## Start INPUT MATERIAL

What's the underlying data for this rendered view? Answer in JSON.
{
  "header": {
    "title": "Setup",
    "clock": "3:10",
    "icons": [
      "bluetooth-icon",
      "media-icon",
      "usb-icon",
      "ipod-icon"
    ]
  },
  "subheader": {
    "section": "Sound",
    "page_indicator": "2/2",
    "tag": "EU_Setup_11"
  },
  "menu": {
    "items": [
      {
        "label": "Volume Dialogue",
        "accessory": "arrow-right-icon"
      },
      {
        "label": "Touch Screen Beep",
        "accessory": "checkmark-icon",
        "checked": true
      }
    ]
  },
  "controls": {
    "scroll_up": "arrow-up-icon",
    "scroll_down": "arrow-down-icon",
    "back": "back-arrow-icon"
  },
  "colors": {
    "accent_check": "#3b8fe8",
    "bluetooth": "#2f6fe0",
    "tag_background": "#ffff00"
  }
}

## End INPUT MATERIAL

> **PROMPT**
Return the full listing, character for character.

> **RESULT BELOW**
What's the underlying data for this rendered view? Answer in JSON.
{
  "header": {
    "title": "Setup",
    "clock": "3:10",
    "icons": [
      "bluetooth-icon",
      "media-icon",
      "usb-icon",
      "ipod-icon"
    ]
  },
  "subheader": {
    "section": "Sound",
    "page_indicator": "2/2",
    "tag": "EU_Setup_11"
  },
  "menu": {
    "items": [
      {
        "label": "Volume Dialogue",
        "accessory": "arrow-right-icon"
      },
      {
        "label": "Touch Screen Beep",
        "accessory": "checkmark-icon",
        "checked": true
      }
    ]
  },
  "controls": {
    "scroll_up": "arrow-up-icon",
    "scroll_down": "arrow-down-icon",
    "back": "back-arrow-icon"
  },
  "colors": {
    "accent_check": "#3b8fe8",
    "bluetooth": "#2f6fe0",
    "tag_background": "#ffff00"
  }
}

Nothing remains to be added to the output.